- [PROVIDED RECORDS]

** Begin **

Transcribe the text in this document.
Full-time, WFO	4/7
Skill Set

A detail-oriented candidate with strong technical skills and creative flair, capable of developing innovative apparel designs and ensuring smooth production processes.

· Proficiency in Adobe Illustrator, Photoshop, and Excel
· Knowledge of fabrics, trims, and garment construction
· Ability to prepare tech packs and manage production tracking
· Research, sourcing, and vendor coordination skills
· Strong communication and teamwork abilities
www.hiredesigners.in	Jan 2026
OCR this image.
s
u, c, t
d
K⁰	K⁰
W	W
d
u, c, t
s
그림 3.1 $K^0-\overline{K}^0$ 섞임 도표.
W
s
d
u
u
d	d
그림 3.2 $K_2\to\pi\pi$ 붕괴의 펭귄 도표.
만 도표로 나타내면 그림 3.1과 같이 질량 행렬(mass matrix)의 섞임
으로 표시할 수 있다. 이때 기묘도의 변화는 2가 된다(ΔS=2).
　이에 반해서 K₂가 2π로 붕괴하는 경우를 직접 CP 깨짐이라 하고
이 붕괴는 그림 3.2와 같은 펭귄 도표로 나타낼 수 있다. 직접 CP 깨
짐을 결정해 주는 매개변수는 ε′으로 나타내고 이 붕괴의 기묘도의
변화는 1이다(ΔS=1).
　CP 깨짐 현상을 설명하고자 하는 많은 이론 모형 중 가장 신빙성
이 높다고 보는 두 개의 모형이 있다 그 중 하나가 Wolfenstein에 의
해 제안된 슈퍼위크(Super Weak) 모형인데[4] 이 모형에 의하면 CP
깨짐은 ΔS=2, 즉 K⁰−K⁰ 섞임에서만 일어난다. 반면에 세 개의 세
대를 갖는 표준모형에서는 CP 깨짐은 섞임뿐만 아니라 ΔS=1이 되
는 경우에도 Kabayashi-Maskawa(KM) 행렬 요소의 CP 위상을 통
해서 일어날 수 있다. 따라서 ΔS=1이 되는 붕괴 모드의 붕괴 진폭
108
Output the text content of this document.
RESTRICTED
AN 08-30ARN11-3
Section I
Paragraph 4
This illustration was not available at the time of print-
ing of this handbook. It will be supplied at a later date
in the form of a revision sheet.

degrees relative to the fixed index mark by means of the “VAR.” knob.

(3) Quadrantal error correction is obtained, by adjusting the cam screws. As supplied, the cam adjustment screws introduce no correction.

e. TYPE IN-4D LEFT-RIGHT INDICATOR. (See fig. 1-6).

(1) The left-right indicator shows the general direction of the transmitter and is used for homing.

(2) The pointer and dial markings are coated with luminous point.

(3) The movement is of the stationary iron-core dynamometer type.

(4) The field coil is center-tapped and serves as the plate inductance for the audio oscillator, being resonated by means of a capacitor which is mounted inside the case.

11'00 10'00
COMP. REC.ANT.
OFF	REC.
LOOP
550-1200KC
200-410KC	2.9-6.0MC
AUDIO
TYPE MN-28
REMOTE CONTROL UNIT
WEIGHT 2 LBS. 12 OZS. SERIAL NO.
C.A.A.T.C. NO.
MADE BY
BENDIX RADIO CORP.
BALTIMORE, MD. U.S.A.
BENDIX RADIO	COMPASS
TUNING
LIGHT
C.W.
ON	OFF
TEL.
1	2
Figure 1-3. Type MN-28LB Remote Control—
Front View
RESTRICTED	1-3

** End **

- [WHAT TO PRODUCE] Take the records above and return them exactly as written.

- [SOLUTION TO THIS EXERCISE]
Transcribe the text in this document.
Full-time, WFO	4/7
Skill Set

A detail-oriented candidate with strong technical skills and creative flair, capable of developing innovative apparel designs and ensuring smooth production processes.

· Proficiency in Adobe Illustrator, Photoshop, and Excel
· Knowledge of fabrics, trims, and garment construction
· Ability to prepare tech packs and manage production tracking
· Research, sourcing, and vendor coordination skills
· Strong communication and teamwork abilities
www.hiredesigners.in	Jan 2026
OCR this image.
s
u, c, t
d
K⁰	K⁰
W	W
d
u, c, t
s
그림 3.1 $K^0-\overline{K}^0$ 섞임 도표.
W
s
d
u
u
d	d
그림 3.2 $K_2\to\pi\pi$ 붕괴의 펭귄 도표.
만 도표로 나타내면 그림 3.1과 같이 질량 행렬(mass matrix)의 섞임
으로 표시할 수 있다. 이때 기묘도의 변화는 2가 된다(ΔS=2).
　이에 반해서 K₂가 2π로 붕괴하는 경우를 직접 CP 깨짐이라 하고
이 붕괴는 그림 3.2와 같은 펭귄 도표로 나타낼 수 있다. 직접 CP 깨
짐을 결정해 주는 매개변수는 ε′으로 나타내고 이 붕괴의 기묘도의
변화는 1이다(ΔS=1).
　CP 깨짐 현상을 설명하고자 하는 많은 이론 모형 중 가장 신빙성
이 높다고 보는 두 개의 모형이 있다 그 중 하나가 Wolfenstein에 의
해 제안된 슈퍼위크(Super Weak) 모형인데[4] 이 모형에 의하면 CP
깨짐은 ΔS=2, 즉 K⁰−K⁰ 섞임에서만 일어난다. 반면에 세 개의 세
대를 갖는 표준모형에서는 CP 깨짐은 섞임뿐만 아니라 ΔS=1이 되
는 경우에도 Kabayashi-Maskawa(KM) 행렬 요소의 CP 위상을 통
해서 일어날 수 있다. 따라서 ΔS=1이 되는 붕괴 모드의 붕괴 진폭
108
Output the text content of this document.
RESTRICTED
AN 08-30ARN11-3
Section I
Paragraph 4
This illustration was not available at the time of print-
ing of this handbook. It will be supplied at a later date
in the form of a revision sheet.

degrees relative to the fixed index mark by means of the “VAR.” knob.

(3) Quadrantal error correction is obtained, by adjusting the cam screws. As supplied, the cam adjustment screws introduce no correction.

e. TYPE IN-4D LEFT-RIGHT INDICATOR. (See fig. 1-6).

(1) The left-right indicator shows the general direction of the transmitter and is used for homing.

(2) The pointer and dial markings are coated with luminous point.

(3) The movement is of the stationary iron-core dynamometer type.

(4) The field coil is center-tapped and serves as the plate inductance for the audio oscillator, being resonated by means of a capacitor which is mounted inside the case.

11'00 10'00
COMP. REC.ANT.
OFF	REC.
LOOP
550-1200KC
200-410KC	2.9-6.0MC
AUDIO
TYPE MN-28
REMOTE CONTROL UNIT
WEIGHT 2 LBS. 12 OZS. SERIAL NO.
C.A.A.T.C. NO.
MADE BY
BENDIX RADIO CORP.
BALTIMORE, MD. U.S.A.
BENDIX RADIO	COMPASS
TUNING
LIGHT
C.W.
ON	OFF
TEL.
1	2
Figure 1-3. Type MN-28LB Remote Control—
Front View
RESTRICTED	1-3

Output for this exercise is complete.